● **PROBLEM TO WORK ON**:
Each line of the material must be returned exactly.
[RAW DATA start]
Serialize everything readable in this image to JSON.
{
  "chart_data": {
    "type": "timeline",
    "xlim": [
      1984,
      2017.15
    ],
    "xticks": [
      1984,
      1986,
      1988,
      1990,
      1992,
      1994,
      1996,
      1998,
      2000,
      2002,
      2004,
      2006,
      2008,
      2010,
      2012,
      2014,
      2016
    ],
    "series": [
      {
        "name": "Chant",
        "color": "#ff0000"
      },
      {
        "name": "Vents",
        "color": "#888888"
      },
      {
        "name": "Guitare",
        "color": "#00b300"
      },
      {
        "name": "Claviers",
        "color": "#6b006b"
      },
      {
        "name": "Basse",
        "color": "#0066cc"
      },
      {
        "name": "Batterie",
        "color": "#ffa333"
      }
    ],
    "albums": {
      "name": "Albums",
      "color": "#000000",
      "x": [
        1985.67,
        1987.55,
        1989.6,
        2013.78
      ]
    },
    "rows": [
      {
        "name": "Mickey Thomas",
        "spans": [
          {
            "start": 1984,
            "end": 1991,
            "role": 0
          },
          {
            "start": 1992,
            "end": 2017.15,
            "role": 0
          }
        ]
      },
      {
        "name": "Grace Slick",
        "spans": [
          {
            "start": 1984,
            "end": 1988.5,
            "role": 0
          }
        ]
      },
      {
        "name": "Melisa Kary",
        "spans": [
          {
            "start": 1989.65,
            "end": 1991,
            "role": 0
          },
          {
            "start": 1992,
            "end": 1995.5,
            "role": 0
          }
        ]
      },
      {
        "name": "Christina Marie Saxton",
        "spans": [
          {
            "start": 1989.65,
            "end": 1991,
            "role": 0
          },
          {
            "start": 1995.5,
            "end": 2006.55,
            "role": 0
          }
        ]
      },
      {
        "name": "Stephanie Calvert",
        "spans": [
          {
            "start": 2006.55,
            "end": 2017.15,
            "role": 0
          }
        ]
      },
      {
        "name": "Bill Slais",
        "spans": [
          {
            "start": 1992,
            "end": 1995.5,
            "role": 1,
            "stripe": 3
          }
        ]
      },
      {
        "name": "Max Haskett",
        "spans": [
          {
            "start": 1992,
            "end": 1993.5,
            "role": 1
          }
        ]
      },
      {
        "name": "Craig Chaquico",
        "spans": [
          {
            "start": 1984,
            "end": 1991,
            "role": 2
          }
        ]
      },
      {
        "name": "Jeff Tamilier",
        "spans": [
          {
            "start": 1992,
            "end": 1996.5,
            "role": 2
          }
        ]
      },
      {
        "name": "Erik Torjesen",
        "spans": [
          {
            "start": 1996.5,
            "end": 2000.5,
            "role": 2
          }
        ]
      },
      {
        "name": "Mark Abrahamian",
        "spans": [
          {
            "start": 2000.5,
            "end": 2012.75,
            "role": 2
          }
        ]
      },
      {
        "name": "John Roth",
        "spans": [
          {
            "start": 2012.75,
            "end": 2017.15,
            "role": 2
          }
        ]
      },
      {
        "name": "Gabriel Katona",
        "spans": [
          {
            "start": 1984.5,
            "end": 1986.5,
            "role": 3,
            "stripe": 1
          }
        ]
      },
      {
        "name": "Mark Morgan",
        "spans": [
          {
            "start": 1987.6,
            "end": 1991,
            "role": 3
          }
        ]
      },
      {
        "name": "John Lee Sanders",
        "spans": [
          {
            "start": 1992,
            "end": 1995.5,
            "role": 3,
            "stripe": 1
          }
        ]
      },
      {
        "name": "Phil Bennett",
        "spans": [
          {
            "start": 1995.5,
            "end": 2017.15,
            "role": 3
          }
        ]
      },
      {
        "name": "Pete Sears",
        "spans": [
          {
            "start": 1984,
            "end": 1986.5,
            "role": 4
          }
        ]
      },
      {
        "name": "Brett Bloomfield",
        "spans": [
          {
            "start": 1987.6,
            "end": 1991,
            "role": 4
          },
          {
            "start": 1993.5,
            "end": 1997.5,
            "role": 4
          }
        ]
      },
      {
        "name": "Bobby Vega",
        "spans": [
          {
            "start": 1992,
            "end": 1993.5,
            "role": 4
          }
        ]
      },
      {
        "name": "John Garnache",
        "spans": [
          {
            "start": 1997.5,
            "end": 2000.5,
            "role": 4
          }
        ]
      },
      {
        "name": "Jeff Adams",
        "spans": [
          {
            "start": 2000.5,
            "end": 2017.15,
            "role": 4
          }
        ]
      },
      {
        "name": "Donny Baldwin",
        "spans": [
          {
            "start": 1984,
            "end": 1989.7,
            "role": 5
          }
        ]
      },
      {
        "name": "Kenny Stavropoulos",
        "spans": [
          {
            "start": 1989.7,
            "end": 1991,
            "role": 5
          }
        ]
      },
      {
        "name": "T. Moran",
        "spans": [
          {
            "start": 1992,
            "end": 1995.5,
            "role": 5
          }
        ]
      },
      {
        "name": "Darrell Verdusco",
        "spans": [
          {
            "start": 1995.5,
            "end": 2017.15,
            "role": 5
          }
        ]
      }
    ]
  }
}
[RAW DATA end]
● **THE COMPLETED TASK**:
Serialize everything readable in this image to JSON.
{
  "chart_data": {
    "type": "timeline",
    "xlim": [
      1984,
      2017.15
    ],
    "xticks": [
      1984,
      1986,
      1988,
      1990,
      1992,
      1994,
      1996,
      1998,
      2000,
      2002,
      2004,
      2006,
      2008,
      2010,
      2012,
      2014,
      2016
    ],
    "series": [
      {
        "name": "Chant",
        "color": "#ff0000"
      },
      {
        "name": "Vents",
        "color": "#888888"
      },
      {
        "name": "Guitare",
        "color": "#00b300"
      },
      {
        "name": "Claviers",
        "color": "#6b006b"
      },
      {
        "name": "Basse",
        "color": "#0066cc"
      },
      {
        "name": "Batterie",
        "color": "#ffa333"
      }
    ],
    "albums": {
      "name": "Albums",
      "color": "#000000",
      "x": [
        1985.67,
        1987.55,
        1989.6,
        2013.78
      ]
    },
    "rows": [
      {
        "name": "Mickey Thomas",
        "spans": [
          {
            "start": 1984,
            "end": 1991,
            "role": 0
          },
          {
            "start": 1992,
            "end": 2017.15,
            "role": 0
          }
        ]
      },
      {
        "name": "Grace Slick",
        "spans": [
          {
            "start": 1984,
            "end": 1988.5,
            "role": 0
          }
        ]
      },
      {
        "name": "Melisa Kary",
        "spans": [
          {
            "start": 1989.65,
            "end": 1991,
            "role": 0
          },
          {
            "start": 1992,
            "end": 1995.5,
            "role": 0
          }
        ]
      },
      {
        "name": "Christina Marie Saxton",
        "spans": [
          {
            "start": 1989.65,
            "end": 1991,
            "role": 0
          },
          {
            "start": 1995.5,
            "end": 2006.55,
            "role": 0
          }
        ]
      },
      {
        "name": "Stephanie Calvert",
        "spans": [
          {
            "start": 2006.55,
            "end": 2017.15,
            "role": 0
          }
        ]
      },
      {
        "name": "Bill Slais",
        "spans": [
          {
            "start": 1992,
            "end": 1995.5,
            "role": 1,
            "stripe": 3
          }
        ]
      },
      {
        "name": "Max Haskett",
        "spans": [
          {
            "start": 1992,
            "end": 1993.5,
            "role": 1
          }
        ]
      },
      {
        "name": "Craig Chaquico",
        "spans": [
          {
            "start": 1984,
            "end": 1991,
            "role": 2
          }
        ]
      },
      {
        "name": "Jeff Tamilier",
        "spans": [
          {
            "start": 1992,
            "end": 1996.5,
            "role": 2
          }
        ]
      },
      {
        "name": "Erik Torjesen",
        "spans": [
          {
            "start": 1996.5,
            "end": 2000.5,
            "role": 2
          }
        ]
      },
      {
        "name": "Mark Abrahamian",
        "spans": [
          {
            "start": 2000.5,
            "end": 2012.75,
            "role": 2
          }
        ]
      },
      {
        "name": "John Roth",
        "spans": [
          {
            "start": 2012.75,
            "end": 2017.15,
            "role": 2
          }
        ]
      },
      {
        "name": "Gabriel Katona",
        "spans": [
          {
            "start": 1984.5,
            "end": 1986.5,
            "role": 3,
            "stripe": 1
          }
        ]
      },
      {
        "name": "Mark Morgan",
        "spans": [
          {
            "start": 1987.6,
            "end": 1991,
            "role": 3
          }
        ]
      },
      {
        "name": "John Lee Sanders",
        "spans": [
          {
            "start": 1992,
            "end": 1995.5,
            "role": 3,
            "stripe": 1
          }
        ]
      },
      {
        "name": "Phil Bennett",
        "spans": [
          {
            "start": 1995.5,
            "end": 2017.15,
            "role": 3
          }
        ]
      },
      {
        "name": "Pete Sears",
        "spans": [
          {
            "start": 1984,
            "end": 1986.5,
            "role": 4
          }
        ]
      },
      {
        "name": "Brett Bloomfield",
        "spans": [
          {
            "start": 1987.6,
            "end": 1991,
            "role": 4
          },
          {
            "start": 1993.5,
            "end": 1997.5,
            "role": 4
          }
        ]
      },
      {
        "name": "Bobby Vega",
        "spans": [
          {
            "start": 1992,
            "end": 1993.5,
            "role": 4
          }
        ]
      },
      {
        "name": "John Garnache",
        "spans": [
          {
            "start": 1997.5,
            "end": 2000.5,
            "role": 4
          }
        ]
      },
      {
        "name": "Jeff Adams",
        "spans": [
          {
            "start": 2000.5,
            "end": 2017.15,
            "role": 4
          }
        ]
      },
      {
        "name": "Donny Baldwin",
        "spans": [
          {
            "start": 1984,
            "end": 1989.7,
            "role": 5
          }
        ]
      },
      {
        "name": "Kenny Stavropoulos",
        "spans": [
          {
            "start": 1989.7,
            "end": 1991,
            "role": 5
          }
        ]
      },
      {
        "name": "T. Moran",
        "spans": [
          {
            "start": 1992,
            "end": 1995.5,
            "role": 5
          }
        ]
      },
      {
        "name": "Darrell Verdusco",
        "spans": [
          {
            "start": 1995.5,
            "end": 2017.15,
            "role": 5
          }
        ]
      }
    ]
  }
}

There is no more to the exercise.